== Stored records ==
[Start]

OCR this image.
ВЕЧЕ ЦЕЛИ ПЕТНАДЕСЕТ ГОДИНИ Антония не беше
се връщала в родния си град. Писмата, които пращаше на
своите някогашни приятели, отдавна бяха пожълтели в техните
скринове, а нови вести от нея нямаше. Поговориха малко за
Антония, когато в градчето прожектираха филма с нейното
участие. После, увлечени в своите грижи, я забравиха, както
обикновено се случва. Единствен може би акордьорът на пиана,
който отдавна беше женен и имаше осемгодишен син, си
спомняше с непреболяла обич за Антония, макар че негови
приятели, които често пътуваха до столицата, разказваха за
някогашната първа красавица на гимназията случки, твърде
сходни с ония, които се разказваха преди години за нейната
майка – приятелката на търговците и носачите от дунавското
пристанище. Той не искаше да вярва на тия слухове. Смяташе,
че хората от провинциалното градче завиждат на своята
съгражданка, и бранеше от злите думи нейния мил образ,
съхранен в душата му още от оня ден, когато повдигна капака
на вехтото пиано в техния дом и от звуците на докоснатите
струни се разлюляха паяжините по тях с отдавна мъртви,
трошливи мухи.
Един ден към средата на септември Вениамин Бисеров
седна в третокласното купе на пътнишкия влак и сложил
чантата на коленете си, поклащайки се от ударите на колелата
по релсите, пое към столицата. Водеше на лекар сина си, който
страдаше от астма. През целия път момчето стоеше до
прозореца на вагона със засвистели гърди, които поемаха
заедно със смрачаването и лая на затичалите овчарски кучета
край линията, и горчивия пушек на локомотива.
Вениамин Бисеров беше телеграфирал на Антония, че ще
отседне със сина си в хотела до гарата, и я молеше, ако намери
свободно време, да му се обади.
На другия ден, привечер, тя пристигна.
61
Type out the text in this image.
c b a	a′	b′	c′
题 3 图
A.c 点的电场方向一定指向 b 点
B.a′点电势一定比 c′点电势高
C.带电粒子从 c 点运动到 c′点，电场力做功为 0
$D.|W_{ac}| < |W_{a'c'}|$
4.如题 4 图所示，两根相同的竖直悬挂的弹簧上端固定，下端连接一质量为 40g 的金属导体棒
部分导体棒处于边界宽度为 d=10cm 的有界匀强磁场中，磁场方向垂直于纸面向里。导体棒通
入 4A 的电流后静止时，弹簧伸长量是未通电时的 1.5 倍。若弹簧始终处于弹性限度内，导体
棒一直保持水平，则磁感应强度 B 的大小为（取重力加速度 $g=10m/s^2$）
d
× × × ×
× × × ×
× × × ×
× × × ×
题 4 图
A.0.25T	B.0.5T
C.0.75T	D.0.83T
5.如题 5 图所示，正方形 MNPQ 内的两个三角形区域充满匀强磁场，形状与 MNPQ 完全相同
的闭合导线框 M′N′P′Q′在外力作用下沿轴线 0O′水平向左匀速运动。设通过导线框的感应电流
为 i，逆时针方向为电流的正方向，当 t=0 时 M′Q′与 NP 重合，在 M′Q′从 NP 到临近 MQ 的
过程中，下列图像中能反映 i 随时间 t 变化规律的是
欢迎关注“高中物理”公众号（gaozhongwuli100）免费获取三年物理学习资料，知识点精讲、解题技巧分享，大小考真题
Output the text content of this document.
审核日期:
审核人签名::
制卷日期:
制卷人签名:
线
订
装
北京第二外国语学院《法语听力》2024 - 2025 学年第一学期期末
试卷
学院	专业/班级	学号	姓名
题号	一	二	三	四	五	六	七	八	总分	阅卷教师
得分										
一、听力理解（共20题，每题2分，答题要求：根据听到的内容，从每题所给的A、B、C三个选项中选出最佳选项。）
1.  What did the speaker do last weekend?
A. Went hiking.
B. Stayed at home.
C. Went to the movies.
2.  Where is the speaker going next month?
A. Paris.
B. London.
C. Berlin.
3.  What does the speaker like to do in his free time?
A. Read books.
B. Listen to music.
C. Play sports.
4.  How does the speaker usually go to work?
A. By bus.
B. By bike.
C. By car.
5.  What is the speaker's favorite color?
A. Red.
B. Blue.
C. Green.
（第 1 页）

[End]

== Goal ==
From the entries above, return each line with the word "Вениамин" in it.

== Solution ==
Един ден към средата на септември Вениамин Бисеров
Вениамин Бисеров беше телеграфирал на Антония, че ще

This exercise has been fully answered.